-------- EXTRACTED ENTRIES --------
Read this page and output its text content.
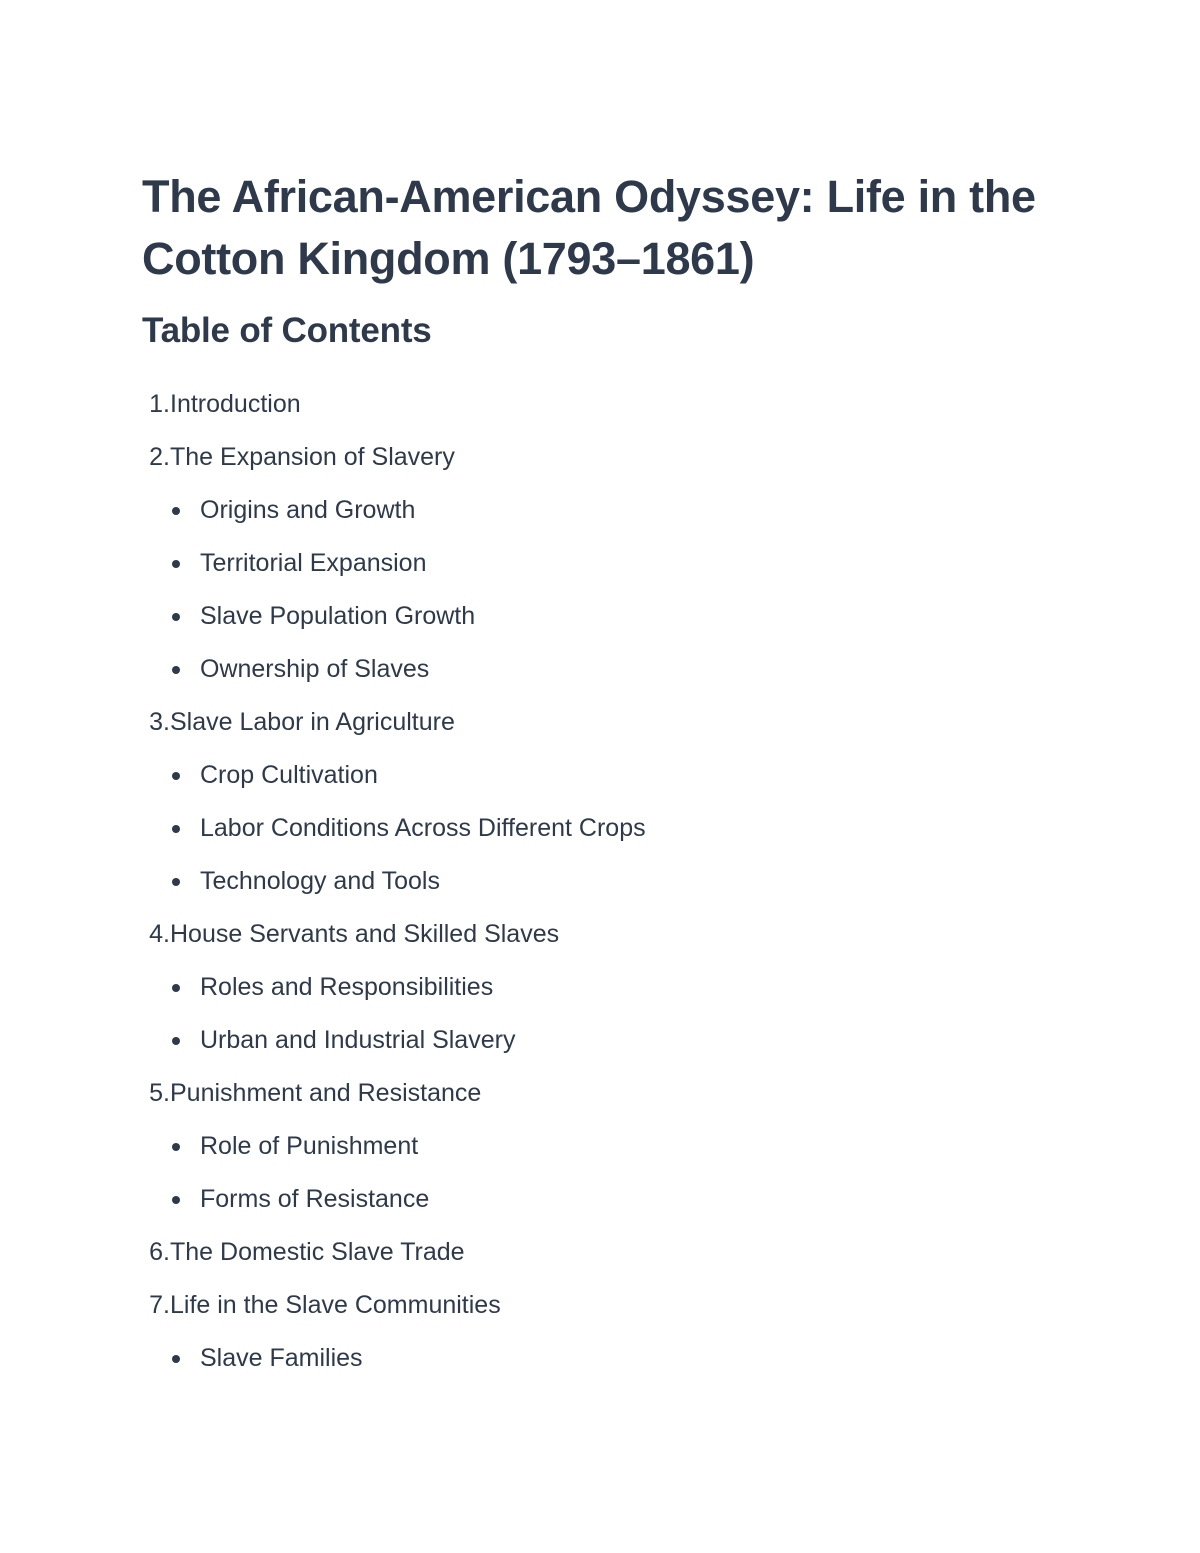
The African-American Odyssey: Life in the Cotton Kingdom (1793–1861)
Table of Contents
1. Introduction
2. The Expansion of Slavery
Origins and Growth
Territorial Expansion
Slave Population Growth
Ownership of Slaves
3. Slave Labor in Agriculture
Crop Cultivation
Labor Conditions Across Different Crops
Technology and Tools
4. House Servants and Skilled Slaves
Roles and Responsibilities
Urban and Industrial Slavery
5. Punishment and Resistance
Role of Punishment
Forms of Resistance
6. The Domestic Slave Trade
7. Life in the Slave Communities
Slave Families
--------
TASK GOAL: Generate a word-for-word copy of the preceding records, excluding all pictures.

ANSWER TO THE EXERCISE:
Read this page and output its text content.
The African-American Odyssey: Life in the Cotton Kingdom (1793–1861)
Table of Contents
1. Introduction
2. The Expansion of Slavery
Origins and Growth
Territorial Expansion
Slave Population Growth
Ownership of Slaves
3. Slave Labor in Agriculture
Crop Cultivation
Labor Conditions Across Different Crops
Technology and Tools
4. House Servants and Skilled Slaves
Roles and Responsibilities
Urban and Industrial Slavery
5. Punishment and Resistance
Role of Punishment
Forms of Resistance
6. The Domestic Slave Trade
7. Life in the Slave Communities
Slave Families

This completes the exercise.